_TASK DETAILS_
Copy all lines below containing "dismissal".

═════ PROVIDED RECORDS

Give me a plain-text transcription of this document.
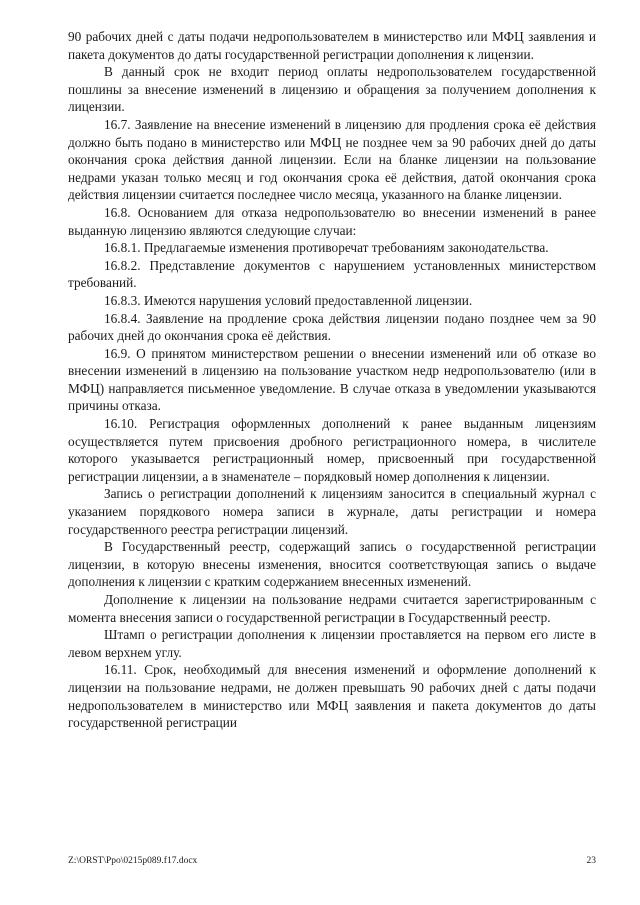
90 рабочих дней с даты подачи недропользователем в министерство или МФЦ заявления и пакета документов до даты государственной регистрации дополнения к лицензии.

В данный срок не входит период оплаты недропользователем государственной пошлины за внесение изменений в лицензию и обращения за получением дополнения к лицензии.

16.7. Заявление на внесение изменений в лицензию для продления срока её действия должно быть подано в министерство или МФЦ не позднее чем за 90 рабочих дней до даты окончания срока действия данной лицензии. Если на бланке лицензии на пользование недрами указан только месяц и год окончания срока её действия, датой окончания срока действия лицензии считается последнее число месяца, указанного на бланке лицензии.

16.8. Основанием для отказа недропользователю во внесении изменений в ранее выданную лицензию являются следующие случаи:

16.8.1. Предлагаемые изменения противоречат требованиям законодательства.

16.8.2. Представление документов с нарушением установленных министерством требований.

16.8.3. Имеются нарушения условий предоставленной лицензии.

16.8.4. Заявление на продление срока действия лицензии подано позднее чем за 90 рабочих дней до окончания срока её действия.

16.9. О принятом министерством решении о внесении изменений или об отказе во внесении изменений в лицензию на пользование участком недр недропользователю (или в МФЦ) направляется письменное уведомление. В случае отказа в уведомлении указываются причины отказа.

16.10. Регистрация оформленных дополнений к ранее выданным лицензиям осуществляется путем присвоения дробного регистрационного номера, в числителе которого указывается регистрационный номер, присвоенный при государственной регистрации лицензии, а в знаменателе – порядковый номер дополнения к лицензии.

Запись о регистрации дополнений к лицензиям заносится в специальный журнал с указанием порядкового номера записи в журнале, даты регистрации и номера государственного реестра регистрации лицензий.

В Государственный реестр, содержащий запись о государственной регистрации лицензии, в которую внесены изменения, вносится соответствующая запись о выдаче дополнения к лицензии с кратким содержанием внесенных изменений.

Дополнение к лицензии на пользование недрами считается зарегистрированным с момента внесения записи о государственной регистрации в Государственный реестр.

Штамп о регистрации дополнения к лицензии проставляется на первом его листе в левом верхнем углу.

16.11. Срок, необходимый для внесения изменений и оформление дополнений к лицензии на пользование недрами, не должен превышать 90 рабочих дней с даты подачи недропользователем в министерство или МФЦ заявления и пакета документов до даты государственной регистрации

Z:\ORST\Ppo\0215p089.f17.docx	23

══════════
═════ PROVIDED RECORDS

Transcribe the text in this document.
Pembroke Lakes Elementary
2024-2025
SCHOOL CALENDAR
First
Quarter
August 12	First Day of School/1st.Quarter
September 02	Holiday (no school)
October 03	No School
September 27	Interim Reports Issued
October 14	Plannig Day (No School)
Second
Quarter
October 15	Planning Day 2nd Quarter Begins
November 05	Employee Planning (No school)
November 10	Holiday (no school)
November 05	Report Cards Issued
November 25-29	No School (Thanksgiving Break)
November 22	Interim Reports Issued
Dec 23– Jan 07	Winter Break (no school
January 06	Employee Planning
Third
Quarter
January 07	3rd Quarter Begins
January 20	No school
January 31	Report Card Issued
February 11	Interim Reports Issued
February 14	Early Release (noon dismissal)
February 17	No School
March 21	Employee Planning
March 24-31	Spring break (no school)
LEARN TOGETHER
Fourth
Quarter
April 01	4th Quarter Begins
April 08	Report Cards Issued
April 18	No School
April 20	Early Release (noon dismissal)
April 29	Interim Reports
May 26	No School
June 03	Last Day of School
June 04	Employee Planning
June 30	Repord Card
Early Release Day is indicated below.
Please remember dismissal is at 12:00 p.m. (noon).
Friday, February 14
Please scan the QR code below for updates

══════════
═════ PROVIDED RECORDS

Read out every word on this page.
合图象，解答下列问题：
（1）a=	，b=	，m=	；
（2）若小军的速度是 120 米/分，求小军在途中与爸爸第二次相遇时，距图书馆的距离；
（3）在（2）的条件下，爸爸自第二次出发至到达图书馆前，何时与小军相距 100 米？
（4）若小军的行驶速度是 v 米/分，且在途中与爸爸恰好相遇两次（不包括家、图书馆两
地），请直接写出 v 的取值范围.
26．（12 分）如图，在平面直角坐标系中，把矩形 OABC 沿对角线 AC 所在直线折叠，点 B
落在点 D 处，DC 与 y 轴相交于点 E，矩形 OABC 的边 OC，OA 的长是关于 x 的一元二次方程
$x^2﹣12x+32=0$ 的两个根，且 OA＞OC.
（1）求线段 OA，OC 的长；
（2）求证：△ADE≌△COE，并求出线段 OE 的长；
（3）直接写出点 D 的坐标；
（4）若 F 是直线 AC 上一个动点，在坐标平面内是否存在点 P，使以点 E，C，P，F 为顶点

══════════

_EXPECTED ANSWER_
February 14	Early Release (noon dismissal)
April 20	Early Release (noon dismissal)
Please remember dismissal is at 12:00 p.m. (noon).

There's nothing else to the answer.